» Stored data entries:
+++
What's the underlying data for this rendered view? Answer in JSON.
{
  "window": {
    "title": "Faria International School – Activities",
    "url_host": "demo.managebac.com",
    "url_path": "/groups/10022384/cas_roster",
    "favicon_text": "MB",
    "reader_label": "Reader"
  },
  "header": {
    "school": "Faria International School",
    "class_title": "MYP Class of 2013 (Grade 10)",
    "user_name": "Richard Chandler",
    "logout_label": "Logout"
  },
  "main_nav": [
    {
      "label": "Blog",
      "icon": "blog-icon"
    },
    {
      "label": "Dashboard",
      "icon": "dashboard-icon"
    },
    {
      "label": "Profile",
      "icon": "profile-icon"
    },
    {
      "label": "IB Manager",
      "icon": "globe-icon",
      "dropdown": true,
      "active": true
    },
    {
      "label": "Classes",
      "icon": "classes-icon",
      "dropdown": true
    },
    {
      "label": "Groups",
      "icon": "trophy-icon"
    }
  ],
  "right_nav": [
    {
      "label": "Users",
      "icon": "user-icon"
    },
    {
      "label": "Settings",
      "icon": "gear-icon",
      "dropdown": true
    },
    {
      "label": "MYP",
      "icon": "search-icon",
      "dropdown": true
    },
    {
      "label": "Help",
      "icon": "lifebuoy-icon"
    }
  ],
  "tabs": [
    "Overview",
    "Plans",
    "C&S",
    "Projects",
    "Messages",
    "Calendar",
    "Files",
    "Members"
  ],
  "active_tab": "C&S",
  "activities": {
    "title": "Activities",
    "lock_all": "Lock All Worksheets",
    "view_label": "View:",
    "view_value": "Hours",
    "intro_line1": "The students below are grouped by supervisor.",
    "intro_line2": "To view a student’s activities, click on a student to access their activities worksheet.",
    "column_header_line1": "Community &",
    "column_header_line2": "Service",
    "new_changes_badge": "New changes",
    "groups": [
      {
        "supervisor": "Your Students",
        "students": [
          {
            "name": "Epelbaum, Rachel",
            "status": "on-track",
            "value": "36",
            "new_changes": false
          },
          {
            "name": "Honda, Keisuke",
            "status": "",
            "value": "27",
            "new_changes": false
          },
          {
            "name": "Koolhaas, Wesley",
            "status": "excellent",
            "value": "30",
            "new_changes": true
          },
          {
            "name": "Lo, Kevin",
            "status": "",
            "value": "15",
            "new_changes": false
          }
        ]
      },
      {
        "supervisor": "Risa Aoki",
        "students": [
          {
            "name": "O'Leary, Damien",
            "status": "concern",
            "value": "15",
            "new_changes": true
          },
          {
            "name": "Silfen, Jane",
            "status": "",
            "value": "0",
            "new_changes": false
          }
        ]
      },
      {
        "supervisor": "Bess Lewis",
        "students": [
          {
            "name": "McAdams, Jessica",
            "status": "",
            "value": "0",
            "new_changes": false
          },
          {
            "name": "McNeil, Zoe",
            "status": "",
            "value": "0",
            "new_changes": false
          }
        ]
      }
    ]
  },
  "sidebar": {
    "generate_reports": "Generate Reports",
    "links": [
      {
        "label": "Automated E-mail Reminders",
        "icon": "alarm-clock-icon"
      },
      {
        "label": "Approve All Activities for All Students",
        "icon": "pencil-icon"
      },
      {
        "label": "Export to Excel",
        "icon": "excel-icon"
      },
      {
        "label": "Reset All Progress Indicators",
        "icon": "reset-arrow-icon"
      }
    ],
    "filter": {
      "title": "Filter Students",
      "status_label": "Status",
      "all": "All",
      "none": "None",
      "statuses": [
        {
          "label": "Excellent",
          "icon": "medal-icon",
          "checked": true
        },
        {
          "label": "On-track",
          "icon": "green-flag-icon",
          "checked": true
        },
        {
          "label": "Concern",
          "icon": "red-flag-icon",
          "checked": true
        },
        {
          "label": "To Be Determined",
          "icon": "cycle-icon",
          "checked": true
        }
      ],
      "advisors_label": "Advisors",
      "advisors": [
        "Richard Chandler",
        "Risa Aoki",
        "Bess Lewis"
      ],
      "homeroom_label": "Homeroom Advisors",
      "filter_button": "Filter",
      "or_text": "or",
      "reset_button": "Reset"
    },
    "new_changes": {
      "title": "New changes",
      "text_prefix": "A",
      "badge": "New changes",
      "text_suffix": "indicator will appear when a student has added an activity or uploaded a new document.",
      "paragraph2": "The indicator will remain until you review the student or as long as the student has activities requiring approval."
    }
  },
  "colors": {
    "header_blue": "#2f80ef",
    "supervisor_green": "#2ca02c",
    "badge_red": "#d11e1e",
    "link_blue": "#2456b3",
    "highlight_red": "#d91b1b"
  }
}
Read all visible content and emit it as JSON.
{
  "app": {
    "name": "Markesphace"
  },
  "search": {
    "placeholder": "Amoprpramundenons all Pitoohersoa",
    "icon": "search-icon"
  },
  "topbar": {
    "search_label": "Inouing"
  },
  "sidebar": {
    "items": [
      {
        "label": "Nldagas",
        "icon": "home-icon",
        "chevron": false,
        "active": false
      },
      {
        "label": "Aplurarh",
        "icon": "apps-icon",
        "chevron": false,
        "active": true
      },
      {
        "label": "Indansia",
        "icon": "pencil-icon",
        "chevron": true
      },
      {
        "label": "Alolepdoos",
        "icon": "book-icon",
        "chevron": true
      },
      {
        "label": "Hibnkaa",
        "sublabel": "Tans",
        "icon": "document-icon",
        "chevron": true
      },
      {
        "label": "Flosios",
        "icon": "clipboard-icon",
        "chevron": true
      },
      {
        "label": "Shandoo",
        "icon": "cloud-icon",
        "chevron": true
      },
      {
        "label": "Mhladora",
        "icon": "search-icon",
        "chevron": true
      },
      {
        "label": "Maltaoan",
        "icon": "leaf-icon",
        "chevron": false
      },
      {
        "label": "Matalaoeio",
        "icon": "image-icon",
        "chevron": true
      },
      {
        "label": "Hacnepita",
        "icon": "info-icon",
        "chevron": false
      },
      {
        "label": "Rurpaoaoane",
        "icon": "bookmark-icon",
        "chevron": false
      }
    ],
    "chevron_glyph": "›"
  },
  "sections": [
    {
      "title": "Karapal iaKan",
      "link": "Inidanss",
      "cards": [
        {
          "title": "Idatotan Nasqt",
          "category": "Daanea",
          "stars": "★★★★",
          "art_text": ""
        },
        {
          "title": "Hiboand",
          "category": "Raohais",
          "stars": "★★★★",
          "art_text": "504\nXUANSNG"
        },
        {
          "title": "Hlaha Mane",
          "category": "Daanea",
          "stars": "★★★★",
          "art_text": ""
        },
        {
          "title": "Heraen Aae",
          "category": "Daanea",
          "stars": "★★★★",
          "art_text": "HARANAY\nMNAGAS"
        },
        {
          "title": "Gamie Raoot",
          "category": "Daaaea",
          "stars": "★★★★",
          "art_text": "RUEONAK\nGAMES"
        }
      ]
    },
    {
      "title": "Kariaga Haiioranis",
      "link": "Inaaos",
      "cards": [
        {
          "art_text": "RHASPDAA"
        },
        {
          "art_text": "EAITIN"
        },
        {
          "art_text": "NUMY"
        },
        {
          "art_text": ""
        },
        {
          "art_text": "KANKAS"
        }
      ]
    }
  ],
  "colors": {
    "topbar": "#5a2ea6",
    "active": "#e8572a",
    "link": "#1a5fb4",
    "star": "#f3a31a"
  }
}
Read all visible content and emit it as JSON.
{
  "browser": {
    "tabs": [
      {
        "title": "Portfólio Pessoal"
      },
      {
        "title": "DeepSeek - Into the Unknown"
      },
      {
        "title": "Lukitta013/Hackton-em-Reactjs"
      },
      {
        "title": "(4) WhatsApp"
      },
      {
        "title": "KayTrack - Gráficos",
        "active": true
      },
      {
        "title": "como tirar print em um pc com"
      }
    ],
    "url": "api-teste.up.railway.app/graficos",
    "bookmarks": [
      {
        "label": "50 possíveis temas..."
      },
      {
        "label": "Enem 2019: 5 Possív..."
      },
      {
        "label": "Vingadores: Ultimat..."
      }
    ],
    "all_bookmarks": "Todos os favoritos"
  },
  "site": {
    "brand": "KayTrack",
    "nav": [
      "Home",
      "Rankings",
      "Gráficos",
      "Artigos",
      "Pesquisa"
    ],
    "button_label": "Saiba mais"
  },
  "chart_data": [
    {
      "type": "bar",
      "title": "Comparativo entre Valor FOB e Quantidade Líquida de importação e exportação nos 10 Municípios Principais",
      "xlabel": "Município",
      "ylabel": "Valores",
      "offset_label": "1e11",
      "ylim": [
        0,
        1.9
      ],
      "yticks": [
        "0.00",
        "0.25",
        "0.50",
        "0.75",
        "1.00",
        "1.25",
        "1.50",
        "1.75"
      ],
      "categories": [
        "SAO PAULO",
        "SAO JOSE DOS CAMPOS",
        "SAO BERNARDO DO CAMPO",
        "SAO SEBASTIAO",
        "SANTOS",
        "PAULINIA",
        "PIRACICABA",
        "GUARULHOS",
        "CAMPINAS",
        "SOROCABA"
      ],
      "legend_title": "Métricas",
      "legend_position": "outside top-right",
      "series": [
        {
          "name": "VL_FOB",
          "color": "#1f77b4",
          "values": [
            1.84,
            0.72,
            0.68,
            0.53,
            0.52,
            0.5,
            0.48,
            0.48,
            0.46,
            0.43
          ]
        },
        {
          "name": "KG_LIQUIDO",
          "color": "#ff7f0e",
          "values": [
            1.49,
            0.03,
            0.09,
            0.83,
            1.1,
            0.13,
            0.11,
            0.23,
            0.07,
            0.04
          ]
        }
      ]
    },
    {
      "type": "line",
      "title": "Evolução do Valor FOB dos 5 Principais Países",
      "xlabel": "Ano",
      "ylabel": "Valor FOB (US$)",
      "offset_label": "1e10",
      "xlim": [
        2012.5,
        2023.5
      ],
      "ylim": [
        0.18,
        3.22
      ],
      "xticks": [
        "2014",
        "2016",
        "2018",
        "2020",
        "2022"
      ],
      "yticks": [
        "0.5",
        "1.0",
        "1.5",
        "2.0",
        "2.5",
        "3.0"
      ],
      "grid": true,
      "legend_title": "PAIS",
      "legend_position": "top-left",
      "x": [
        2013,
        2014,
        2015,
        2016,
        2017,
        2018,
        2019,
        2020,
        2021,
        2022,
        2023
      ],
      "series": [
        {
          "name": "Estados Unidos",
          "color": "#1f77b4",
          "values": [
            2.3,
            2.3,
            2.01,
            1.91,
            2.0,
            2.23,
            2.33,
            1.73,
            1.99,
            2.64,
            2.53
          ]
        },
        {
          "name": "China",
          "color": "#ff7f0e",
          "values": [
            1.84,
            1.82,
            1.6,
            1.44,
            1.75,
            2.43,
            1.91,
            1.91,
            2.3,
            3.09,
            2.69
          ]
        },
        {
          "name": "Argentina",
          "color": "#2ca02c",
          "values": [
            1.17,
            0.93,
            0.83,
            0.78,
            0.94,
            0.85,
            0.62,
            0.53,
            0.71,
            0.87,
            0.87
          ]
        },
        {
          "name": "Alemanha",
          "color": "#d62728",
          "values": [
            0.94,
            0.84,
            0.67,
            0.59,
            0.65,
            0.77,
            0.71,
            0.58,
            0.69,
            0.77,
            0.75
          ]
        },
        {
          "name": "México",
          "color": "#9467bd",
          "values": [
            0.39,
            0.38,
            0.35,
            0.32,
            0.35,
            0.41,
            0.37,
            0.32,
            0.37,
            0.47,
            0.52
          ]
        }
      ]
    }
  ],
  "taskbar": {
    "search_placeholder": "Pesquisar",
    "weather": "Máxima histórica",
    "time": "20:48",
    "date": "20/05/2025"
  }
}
+++
» Set task:
Pick out each line in the material containing "International".

» Answer for this exercise:
    "title": "Faria International School – Activities",
    "school": "Faria International School",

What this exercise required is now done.